Problem to solve: Where a line holds the string "JSON", return that line.
**********
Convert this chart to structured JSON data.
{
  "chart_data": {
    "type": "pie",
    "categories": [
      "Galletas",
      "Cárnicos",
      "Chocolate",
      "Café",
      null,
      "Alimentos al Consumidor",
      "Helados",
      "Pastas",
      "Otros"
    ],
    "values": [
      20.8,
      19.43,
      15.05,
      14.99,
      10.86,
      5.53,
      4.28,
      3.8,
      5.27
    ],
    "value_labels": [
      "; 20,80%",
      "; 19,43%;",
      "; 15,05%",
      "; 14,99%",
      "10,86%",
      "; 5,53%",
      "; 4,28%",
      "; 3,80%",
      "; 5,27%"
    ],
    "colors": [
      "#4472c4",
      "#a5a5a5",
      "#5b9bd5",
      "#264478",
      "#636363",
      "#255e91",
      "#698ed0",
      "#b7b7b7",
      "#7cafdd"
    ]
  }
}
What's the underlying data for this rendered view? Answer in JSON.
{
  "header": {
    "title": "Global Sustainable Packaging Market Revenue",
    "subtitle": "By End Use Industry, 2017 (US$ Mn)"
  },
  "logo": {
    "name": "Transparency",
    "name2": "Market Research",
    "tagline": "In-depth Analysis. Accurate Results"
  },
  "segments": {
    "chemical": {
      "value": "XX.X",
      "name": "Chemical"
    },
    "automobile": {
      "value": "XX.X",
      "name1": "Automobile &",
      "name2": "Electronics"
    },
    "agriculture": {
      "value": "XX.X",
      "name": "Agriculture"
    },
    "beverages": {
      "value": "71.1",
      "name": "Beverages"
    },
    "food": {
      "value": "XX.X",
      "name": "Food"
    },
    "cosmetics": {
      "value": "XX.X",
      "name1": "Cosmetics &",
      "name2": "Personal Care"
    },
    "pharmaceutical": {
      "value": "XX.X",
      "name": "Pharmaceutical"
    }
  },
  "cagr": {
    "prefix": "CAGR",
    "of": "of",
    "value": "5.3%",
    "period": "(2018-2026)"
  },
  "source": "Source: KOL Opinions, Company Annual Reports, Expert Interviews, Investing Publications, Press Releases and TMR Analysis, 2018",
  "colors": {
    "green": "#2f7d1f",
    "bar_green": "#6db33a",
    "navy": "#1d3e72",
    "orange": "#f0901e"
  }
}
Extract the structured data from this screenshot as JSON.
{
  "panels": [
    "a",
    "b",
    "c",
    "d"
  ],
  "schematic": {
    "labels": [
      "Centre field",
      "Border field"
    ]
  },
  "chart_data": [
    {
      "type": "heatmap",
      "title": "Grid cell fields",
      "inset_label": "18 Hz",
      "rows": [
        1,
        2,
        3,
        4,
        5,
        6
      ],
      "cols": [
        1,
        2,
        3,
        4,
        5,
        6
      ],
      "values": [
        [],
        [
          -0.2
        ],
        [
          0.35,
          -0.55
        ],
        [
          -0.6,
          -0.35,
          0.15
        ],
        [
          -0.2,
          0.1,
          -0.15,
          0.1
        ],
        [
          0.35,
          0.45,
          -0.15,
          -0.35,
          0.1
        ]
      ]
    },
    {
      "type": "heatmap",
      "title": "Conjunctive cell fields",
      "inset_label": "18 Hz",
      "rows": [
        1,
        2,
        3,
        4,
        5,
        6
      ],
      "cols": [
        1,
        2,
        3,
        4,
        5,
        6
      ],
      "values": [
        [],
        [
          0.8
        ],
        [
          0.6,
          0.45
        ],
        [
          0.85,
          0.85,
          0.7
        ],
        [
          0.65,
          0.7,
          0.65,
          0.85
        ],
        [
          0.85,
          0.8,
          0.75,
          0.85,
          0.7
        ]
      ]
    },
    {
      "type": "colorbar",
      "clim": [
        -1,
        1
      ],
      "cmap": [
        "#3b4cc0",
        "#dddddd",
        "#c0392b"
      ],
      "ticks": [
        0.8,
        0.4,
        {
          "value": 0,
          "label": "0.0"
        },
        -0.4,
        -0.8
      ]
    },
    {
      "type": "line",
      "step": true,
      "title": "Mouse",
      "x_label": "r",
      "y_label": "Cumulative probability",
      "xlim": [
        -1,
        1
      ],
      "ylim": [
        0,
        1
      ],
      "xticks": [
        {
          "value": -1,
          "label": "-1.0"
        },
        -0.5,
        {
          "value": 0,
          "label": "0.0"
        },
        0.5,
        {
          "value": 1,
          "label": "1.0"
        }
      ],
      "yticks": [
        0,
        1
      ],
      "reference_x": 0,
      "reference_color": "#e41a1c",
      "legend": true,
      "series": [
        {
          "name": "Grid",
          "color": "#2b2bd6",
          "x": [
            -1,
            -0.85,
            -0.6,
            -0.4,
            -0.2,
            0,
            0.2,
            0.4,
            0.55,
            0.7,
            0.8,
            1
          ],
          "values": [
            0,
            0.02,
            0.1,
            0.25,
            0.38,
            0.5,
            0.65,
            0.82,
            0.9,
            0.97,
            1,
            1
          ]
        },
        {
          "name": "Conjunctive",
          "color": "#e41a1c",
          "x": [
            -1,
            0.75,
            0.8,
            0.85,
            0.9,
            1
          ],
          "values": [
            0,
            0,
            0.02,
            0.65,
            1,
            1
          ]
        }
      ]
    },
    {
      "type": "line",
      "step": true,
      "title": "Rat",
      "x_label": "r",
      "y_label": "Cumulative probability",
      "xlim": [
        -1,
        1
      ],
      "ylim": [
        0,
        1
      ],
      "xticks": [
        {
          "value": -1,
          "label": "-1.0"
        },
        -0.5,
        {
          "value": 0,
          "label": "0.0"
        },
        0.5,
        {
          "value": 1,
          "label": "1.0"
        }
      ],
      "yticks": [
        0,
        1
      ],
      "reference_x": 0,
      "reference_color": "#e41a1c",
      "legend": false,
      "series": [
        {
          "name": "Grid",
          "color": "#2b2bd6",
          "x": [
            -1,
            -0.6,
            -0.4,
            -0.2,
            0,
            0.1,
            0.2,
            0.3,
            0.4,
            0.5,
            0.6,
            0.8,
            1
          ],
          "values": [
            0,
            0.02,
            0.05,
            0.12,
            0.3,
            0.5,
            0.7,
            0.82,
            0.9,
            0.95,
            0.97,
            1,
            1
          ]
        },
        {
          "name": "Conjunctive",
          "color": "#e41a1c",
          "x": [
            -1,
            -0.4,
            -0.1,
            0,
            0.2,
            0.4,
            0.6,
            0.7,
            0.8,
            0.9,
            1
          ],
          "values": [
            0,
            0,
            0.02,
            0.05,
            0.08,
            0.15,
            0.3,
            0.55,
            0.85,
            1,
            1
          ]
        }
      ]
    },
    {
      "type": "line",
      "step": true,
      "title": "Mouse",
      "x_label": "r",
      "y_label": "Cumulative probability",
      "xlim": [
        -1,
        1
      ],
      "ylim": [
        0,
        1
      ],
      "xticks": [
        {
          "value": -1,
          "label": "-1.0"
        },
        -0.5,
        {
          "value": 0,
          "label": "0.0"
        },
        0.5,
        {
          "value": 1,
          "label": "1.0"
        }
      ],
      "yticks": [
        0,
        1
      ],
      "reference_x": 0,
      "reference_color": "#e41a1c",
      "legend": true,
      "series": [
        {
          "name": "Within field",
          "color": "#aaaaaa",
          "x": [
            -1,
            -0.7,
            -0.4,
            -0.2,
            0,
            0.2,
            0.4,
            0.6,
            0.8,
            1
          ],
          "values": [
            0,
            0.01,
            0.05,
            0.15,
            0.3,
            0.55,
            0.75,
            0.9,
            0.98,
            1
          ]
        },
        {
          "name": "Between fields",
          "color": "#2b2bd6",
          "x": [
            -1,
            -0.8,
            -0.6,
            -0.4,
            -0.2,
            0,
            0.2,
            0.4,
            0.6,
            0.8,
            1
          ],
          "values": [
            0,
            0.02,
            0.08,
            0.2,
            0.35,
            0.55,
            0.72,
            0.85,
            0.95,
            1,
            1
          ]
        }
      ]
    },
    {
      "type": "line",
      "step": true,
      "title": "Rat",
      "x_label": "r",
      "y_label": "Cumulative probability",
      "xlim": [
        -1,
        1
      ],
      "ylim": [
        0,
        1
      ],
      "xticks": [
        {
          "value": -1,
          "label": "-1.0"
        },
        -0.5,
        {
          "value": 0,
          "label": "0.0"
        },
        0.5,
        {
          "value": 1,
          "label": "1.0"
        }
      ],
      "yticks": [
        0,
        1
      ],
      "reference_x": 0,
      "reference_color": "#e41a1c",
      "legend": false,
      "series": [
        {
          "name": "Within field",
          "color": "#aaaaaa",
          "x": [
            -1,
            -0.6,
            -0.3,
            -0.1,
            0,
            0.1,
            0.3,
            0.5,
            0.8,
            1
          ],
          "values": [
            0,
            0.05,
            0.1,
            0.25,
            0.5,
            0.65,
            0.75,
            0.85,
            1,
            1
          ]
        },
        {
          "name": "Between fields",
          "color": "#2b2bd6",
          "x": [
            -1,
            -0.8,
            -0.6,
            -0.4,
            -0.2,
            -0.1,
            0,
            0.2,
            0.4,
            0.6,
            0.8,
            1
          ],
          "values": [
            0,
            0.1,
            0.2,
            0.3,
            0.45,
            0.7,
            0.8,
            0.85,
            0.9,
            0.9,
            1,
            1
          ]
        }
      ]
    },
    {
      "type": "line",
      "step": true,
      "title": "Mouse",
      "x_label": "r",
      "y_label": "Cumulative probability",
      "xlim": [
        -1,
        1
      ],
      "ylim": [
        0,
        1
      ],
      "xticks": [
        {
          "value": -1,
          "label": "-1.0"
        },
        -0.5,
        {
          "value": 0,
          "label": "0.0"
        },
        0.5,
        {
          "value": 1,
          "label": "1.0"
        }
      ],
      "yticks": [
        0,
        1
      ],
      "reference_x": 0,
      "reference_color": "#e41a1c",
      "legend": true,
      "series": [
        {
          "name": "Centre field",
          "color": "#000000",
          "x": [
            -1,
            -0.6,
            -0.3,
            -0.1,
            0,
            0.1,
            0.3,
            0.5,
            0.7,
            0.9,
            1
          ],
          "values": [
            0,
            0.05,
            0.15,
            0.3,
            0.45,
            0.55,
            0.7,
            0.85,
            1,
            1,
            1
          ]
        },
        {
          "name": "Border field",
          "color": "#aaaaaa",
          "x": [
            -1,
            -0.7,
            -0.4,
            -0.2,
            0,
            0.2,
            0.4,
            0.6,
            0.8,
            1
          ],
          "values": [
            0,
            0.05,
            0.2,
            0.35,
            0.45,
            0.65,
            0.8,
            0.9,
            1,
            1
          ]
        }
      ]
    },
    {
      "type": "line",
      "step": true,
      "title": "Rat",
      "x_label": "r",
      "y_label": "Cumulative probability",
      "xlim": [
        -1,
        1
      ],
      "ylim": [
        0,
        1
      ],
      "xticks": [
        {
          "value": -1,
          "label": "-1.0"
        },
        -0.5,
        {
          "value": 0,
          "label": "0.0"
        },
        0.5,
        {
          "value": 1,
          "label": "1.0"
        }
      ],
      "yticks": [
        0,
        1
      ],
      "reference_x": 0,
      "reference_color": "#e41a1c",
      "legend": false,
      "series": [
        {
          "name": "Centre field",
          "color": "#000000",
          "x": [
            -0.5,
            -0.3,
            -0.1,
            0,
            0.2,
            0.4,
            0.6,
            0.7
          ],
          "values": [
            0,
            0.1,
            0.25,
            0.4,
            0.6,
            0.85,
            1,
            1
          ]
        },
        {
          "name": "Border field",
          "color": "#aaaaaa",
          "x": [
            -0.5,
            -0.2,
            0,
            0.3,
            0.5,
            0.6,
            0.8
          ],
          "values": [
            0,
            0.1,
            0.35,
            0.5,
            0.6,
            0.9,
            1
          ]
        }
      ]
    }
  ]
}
**********
Solution to the exercise:
Convert this chart to structured JSON data.
What's the underlying data for this rendered view? Answer in JSON.
Extract the structured data from this screenshot as JSON.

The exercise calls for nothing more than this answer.